▶ Given data:
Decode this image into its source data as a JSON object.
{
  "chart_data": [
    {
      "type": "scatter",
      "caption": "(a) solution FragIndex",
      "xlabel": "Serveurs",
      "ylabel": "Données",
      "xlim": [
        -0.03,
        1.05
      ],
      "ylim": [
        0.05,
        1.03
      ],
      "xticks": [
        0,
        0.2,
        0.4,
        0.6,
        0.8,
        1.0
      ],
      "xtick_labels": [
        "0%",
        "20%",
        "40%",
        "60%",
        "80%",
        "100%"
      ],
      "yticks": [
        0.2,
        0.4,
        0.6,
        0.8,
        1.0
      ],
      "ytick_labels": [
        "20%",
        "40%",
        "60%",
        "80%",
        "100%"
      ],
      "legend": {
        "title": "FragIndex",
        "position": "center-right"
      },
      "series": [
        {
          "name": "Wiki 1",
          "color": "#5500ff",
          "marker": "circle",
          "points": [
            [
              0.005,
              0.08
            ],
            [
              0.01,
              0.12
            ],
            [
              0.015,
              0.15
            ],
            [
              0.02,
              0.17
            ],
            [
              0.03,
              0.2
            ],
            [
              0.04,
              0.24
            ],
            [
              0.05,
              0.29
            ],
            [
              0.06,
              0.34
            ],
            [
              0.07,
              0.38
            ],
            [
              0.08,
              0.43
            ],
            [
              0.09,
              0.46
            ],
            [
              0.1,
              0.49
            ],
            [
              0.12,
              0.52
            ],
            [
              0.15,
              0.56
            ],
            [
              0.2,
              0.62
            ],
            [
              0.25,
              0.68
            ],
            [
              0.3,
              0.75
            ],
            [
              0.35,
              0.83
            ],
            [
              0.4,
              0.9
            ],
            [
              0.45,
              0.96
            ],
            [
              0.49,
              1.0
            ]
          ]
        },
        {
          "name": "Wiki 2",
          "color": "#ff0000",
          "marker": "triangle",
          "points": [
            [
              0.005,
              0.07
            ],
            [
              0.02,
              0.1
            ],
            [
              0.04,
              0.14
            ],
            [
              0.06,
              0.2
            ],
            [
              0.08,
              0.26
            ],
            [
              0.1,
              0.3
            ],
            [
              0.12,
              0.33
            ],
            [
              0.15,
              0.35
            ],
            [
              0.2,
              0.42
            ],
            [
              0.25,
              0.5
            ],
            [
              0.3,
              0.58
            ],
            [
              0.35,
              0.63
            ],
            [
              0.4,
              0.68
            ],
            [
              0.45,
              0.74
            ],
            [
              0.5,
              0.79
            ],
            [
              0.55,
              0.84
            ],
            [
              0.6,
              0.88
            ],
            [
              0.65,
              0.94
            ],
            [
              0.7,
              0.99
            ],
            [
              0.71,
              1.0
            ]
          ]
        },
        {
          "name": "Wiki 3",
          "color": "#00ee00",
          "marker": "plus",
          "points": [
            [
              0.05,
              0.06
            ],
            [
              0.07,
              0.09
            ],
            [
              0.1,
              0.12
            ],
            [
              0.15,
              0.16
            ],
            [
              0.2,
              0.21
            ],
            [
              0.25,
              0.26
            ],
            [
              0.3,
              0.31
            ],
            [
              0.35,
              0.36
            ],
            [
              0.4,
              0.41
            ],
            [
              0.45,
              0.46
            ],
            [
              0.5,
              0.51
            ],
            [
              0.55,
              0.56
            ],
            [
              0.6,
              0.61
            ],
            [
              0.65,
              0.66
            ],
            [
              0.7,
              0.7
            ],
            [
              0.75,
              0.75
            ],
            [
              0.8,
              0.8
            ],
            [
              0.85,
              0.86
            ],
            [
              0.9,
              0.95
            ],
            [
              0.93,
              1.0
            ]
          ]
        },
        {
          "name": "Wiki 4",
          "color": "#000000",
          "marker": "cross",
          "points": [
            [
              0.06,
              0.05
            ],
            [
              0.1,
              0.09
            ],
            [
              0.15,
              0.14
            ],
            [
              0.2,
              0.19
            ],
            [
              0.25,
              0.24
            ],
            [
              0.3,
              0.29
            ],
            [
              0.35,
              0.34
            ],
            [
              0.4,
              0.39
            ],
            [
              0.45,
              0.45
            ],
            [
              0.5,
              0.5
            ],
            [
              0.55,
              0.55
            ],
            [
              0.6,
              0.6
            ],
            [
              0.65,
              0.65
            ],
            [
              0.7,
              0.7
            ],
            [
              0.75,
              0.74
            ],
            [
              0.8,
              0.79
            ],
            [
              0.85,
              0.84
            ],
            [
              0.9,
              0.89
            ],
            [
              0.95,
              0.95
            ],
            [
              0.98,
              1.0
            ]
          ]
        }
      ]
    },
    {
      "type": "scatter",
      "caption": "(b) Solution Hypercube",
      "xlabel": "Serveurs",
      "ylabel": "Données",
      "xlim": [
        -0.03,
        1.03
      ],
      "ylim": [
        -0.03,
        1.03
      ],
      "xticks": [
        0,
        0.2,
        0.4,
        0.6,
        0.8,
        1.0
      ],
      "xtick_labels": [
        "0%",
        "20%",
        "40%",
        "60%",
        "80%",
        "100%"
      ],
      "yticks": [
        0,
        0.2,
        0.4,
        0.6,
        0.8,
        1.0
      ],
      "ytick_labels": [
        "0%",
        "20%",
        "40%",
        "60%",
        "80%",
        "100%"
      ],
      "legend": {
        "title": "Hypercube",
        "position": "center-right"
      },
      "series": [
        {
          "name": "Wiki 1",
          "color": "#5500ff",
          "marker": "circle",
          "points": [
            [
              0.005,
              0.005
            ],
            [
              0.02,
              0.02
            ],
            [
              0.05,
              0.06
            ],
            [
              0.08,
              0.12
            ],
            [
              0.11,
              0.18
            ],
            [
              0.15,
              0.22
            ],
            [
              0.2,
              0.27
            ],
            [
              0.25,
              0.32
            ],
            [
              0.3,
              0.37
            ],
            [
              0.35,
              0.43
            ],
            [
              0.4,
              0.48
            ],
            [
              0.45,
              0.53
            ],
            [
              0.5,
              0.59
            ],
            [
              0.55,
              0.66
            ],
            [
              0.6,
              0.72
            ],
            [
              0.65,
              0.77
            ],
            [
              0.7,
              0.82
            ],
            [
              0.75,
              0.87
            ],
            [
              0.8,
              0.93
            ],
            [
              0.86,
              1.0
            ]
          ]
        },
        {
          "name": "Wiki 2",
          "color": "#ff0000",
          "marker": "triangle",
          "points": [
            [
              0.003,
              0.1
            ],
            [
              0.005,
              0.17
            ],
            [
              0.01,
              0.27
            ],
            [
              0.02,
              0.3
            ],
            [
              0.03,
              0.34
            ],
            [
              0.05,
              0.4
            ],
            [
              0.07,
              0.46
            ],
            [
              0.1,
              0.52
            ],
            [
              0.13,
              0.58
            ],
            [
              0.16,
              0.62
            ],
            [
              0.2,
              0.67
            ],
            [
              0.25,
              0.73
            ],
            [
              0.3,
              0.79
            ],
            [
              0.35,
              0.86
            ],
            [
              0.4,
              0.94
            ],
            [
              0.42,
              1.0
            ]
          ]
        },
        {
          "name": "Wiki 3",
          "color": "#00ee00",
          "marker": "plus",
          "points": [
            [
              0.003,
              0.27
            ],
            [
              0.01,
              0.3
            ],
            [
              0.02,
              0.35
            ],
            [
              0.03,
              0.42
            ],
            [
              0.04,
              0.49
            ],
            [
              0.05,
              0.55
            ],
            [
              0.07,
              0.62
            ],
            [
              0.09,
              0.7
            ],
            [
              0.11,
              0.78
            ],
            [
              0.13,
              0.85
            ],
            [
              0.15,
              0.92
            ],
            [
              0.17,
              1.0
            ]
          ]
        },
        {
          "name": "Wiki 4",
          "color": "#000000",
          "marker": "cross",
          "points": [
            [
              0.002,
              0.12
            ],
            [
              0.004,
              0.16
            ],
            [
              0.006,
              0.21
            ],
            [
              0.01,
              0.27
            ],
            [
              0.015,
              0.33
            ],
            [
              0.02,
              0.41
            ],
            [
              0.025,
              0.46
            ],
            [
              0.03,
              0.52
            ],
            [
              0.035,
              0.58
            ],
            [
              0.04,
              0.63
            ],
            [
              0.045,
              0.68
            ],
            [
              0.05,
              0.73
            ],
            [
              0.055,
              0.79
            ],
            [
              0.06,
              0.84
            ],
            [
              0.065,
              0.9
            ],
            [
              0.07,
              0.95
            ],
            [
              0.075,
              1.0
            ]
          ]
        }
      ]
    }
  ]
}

▶ Your objective:
Check every line of the data above for the string "caption", and copy those that have it.

▶ Result of this task:
      "caption": "(a) solution FragIndex",
      "caption": "(b) Solution Hypercube",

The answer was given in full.